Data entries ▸
★ ★ ★ ★ ★ ★ ★

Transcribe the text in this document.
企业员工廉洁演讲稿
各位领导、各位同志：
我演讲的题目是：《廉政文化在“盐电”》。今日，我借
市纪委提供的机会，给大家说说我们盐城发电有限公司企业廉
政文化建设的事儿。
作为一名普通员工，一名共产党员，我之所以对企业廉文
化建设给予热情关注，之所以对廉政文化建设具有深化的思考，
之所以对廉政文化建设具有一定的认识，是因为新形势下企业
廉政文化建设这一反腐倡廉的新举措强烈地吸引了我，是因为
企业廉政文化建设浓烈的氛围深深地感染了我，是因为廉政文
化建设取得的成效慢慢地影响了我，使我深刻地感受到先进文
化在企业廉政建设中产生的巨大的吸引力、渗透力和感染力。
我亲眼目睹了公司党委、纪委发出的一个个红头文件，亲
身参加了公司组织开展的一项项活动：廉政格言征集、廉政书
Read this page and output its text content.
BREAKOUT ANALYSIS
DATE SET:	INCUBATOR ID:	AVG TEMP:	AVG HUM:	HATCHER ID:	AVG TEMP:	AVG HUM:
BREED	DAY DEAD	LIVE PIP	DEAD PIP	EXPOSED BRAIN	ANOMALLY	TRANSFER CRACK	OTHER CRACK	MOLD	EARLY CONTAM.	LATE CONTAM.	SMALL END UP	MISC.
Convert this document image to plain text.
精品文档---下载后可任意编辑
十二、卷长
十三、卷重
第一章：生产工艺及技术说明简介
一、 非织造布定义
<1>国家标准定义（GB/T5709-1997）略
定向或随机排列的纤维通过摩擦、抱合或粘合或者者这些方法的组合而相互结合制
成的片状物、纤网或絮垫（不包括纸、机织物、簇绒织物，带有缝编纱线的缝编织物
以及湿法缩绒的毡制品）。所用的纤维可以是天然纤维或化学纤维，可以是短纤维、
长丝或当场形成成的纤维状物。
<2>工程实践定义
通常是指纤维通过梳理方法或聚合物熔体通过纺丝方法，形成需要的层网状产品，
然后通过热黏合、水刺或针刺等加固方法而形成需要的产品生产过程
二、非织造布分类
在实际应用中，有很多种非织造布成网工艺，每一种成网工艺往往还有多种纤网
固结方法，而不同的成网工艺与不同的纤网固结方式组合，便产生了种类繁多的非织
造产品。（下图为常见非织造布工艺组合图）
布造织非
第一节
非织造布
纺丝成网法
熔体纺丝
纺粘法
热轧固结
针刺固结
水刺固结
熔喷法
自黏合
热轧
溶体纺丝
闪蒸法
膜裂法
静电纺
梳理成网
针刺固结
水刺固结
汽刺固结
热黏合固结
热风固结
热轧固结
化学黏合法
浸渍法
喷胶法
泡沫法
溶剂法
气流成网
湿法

★ ★ ★ ★ ★ ★ ★

REQUIREMENT ▸
Extract all of the data above and output it character for character.

PROBLEM SOLUTION ▸
Transcribe the text in this document.
企业员工廉洁演讲稿
各位领导、各位同志：
我演讲的题目是：《廉政文化在“盐电”》。今日，我借
市纪委提供的机会，给大家说说我们盐城发电有限公司企业廉
政文化建设的事儿。
作为一名普通员工，一名共产党员，我之所以对企业廉文
化建设给予热情关注，之所以对廉政文化建设具有深化的思考，
之所以对廉政文化建设具有一定的认识，是因为新形势下企业
廉政文化建设这一反腐倡廉的新举措强烈地吸引了我，是因为
企业廉政文化建设浓烈的氛围深深地感染了我，是因为廉政文
化建设取得的成效慢慢地影响了我，使我深刻地感受到先进文
化在企业廉政建设中产生的巨大的吸引力、渗透力和感染力。
我亲眼目睹了公司党委、纪委发出的一个个红头文件，亲
身参加了公司组织开展的一项项活动：廉政格言征集、廉政书
Read this page and output its text content.
BREAKOUT ANALYSIS
DATE SET:	INCUBATOR ID:	AVG TEMP:	AVG HUM:	HATCHER ID:	AVG TEMP:	AVG HUM:
BREED	DAY DEAD	LIVE PIP	DEAD PIP	EXPOSED BRAIN	ANOMALLY	TRANSFER CRACK	OTHER CRACK	MOLD	EARLY CONTAM.	LATE CONTAM.	SMALL END UP	MISC.
Convert this document image to plain text.
精品文档---下载后可任意编辑
十二、卷长
十三、卷重
第一章：生产工艺及技术说明简介
一、 非织造布定义
<1>国家标准定义（GB/T5709-1997）略
定向或随机排列的纤维通过摩擦、抱合或粘合或者者这些方法的组合而相互结合制
成的片状物、纤网或絮垫（不包括纸、机织物、簇绒织物，带有缝编纱线的缝编织物
以及湿法缩绒的毡制品）。所用的纤维可以是天然纤维或化学纤维，可以是短纤维、
长丝或当场形成成的纤维状物。
<2>工程实践定义
通常是指纤维通过梳理方法或聚合物熔体通过纺丝方法，形成需要的层网状产品，
然后通过热黏合、水刺或针刺等加固方法而形成需要的产品生产过程
二、非织造布分类
在实际应用中，有很多种非织造布成网工艺，每一种成网工艺往往还有多种纤网
固结方法，而不同的成网工艺与不同的纤网固结方式组合，便产生了种类繁多的非织
造产品。（下图为常见非织造布工艺组合图）
布造织非
第一节
非织造布
纺丝成网法
熔体纺丝
纺粘法
热轧固结
针刺固结
水刺固结
熔喷法
自黏合
热轧
溶体纺丝
闪蒸法
膜裂法
静电纺
梳理成网
针刺固结
水刺固结
汽刺固结
热黏合固结
热风固结
热轧固结
化学黏合法
浸渍法
喷胶法
泡沫法
溶剂法
气流成网
湿法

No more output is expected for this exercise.